Written problem:
Comb the records below for the string "range" and copy each line where it turns up.

##### Information shown #####

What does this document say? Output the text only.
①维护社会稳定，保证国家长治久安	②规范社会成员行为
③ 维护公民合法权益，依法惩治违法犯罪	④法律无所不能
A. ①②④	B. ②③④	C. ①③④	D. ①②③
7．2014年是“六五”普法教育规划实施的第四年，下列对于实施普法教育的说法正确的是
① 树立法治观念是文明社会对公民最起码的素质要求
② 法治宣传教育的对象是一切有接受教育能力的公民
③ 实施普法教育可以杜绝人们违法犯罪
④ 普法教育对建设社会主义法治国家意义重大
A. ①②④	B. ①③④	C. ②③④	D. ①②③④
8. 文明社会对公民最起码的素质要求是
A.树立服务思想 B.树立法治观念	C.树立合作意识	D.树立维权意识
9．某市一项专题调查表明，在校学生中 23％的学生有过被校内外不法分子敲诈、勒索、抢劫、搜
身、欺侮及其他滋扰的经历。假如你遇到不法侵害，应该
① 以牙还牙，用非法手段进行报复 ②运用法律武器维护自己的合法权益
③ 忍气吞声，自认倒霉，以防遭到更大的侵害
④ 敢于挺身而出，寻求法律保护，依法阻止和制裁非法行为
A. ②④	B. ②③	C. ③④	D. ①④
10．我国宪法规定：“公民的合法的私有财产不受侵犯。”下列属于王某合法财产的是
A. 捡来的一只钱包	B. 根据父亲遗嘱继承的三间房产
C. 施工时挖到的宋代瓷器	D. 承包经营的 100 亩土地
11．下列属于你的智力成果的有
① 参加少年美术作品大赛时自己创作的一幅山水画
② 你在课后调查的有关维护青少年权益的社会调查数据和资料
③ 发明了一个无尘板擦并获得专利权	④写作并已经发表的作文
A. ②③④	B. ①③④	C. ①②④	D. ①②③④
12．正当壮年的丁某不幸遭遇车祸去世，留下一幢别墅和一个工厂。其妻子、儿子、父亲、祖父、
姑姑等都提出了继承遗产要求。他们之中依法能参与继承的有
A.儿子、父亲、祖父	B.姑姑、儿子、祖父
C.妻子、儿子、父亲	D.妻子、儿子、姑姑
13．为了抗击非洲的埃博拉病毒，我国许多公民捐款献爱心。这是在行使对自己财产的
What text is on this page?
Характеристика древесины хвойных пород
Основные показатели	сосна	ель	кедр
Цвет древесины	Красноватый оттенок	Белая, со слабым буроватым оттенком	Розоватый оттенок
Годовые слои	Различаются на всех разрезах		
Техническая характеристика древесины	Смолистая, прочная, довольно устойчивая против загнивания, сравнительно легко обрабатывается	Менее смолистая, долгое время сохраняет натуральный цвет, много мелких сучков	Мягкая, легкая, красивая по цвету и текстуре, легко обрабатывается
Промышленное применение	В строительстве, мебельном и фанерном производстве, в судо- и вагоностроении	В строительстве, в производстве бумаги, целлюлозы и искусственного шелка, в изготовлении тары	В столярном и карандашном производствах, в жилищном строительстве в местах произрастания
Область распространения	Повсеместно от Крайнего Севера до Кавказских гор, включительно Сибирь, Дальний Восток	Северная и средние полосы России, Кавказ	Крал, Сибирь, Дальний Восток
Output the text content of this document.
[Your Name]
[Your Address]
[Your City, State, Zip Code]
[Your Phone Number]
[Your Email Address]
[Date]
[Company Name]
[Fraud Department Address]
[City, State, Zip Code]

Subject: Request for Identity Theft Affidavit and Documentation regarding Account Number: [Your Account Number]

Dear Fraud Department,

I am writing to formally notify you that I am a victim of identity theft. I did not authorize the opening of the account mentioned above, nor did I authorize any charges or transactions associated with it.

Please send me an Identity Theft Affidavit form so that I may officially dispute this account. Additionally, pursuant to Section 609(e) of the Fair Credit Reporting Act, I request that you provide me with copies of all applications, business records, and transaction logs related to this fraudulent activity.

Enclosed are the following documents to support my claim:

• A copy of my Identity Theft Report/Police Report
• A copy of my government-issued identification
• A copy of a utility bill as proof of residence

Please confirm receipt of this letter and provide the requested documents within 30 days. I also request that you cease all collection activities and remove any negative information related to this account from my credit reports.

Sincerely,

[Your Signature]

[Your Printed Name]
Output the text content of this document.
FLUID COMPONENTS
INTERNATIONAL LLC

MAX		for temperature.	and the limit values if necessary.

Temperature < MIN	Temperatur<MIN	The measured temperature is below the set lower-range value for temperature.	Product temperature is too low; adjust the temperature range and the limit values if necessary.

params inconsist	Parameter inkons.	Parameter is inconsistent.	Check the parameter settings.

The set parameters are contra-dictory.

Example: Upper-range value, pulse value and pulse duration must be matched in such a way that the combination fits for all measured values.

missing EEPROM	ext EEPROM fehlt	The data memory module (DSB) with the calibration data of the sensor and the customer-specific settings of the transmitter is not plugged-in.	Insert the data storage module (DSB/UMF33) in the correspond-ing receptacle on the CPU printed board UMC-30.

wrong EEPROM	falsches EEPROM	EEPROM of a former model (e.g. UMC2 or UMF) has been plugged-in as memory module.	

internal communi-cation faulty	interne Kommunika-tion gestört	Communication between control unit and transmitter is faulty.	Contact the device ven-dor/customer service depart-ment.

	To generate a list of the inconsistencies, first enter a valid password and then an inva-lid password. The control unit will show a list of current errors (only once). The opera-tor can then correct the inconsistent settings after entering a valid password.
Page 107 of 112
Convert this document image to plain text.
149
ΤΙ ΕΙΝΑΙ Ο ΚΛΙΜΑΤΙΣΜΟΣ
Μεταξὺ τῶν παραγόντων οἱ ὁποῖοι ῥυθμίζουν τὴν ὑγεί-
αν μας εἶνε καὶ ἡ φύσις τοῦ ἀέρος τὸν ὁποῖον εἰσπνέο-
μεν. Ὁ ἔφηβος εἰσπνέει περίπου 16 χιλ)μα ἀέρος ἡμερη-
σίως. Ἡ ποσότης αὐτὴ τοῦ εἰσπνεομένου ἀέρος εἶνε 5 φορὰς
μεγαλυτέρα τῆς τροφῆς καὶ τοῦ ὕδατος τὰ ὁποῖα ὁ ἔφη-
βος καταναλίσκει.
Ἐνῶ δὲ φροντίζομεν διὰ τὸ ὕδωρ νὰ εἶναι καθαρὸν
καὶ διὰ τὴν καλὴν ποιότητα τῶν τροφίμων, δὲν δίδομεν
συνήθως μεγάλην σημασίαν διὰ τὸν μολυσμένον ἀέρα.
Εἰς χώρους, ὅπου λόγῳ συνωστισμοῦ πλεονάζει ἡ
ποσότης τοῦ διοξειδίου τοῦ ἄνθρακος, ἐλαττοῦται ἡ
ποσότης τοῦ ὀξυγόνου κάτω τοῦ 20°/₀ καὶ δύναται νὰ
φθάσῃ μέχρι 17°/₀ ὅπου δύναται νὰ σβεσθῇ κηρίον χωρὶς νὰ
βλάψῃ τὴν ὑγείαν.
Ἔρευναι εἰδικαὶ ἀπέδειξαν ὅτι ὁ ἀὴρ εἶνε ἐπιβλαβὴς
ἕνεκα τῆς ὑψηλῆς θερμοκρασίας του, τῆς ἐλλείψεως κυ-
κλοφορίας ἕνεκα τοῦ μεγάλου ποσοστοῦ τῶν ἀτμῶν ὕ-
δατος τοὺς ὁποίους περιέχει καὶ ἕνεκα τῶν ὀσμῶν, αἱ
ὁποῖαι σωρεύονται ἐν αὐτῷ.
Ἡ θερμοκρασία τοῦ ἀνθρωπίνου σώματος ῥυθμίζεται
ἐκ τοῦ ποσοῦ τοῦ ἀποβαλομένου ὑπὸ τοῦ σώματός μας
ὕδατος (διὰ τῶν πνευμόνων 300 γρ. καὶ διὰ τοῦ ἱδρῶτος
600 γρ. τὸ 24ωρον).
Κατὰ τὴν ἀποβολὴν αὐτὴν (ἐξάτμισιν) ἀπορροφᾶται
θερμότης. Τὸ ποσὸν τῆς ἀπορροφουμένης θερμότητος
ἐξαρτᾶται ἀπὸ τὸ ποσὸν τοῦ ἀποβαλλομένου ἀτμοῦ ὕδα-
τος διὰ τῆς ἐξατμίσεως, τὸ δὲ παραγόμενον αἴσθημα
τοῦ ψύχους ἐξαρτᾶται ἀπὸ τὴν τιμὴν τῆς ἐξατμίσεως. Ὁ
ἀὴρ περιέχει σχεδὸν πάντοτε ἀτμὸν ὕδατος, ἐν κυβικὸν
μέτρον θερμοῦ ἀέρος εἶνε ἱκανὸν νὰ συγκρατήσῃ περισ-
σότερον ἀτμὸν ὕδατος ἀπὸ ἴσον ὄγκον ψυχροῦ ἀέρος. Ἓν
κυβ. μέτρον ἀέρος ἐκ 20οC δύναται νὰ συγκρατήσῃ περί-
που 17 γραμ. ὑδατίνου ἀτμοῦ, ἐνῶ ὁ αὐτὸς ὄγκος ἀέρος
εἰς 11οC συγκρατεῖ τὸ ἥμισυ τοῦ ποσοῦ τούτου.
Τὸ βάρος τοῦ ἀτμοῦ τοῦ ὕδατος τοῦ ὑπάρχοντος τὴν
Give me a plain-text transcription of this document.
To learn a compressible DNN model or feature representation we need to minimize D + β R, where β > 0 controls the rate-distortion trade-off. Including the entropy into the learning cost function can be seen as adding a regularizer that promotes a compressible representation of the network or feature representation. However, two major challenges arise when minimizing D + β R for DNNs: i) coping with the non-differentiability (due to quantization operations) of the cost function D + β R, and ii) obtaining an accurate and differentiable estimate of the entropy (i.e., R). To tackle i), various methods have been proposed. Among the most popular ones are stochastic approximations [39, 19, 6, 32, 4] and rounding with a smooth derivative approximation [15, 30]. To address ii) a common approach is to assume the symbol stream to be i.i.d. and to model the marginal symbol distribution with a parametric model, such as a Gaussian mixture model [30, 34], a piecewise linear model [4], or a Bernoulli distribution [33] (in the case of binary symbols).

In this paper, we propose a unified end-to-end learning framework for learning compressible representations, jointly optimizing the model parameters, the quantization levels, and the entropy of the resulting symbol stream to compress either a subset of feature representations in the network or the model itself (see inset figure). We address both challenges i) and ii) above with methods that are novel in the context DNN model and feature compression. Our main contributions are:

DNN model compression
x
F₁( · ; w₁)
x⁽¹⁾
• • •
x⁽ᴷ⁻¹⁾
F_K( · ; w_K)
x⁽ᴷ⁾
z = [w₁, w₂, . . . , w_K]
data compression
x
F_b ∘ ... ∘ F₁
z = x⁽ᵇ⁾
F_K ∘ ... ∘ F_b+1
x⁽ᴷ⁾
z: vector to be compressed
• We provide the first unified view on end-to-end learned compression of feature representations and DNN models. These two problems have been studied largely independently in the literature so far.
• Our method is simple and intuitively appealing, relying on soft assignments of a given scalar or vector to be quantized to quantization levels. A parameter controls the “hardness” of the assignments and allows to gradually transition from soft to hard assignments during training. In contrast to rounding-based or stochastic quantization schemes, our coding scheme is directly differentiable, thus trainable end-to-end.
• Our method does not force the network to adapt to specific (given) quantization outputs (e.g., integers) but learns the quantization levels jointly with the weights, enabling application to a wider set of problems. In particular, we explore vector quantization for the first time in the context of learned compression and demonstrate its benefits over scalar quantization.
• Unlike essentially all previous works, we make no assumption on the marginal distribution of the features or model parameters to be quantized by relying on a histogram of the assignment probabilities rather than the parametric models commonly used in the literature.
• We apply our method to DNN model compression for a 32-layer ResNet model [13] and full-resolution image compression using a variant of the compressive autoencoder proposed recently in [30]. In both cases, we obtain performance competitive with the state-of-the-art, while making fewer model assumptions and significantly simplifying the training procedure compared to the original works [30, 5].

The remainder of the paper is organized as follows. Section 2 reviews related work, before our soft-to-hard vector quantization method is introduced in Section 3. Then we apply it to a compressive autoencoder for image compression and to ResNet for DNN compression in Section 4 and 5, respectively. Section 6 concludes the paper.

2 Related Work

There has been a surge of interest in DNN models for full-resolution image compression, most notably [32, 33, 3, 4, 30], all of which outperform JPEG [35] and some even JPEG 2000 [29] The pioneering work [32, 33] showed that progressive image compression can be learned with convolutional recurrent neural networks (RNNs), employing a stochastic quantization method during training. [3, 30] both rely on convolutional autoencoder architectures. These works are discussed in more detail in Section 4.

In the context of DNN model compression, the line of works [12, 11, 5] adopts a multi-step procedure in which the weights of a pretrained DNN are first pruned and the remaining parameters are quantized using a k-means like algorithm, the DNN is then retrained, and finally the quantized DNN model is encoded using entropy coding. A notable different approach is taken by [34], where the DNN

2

#####

Solution for this exercise:
Temperature < MIN	Temperatur<MIN	The measured temperature is below the set lower-range value for temperature.	Product temperature is too low; adjust the temperature range and the limit values if necessary.
Example: Upper-range value, pulse value and pulse duration must be matched in such a way that the combination fits for all measured values.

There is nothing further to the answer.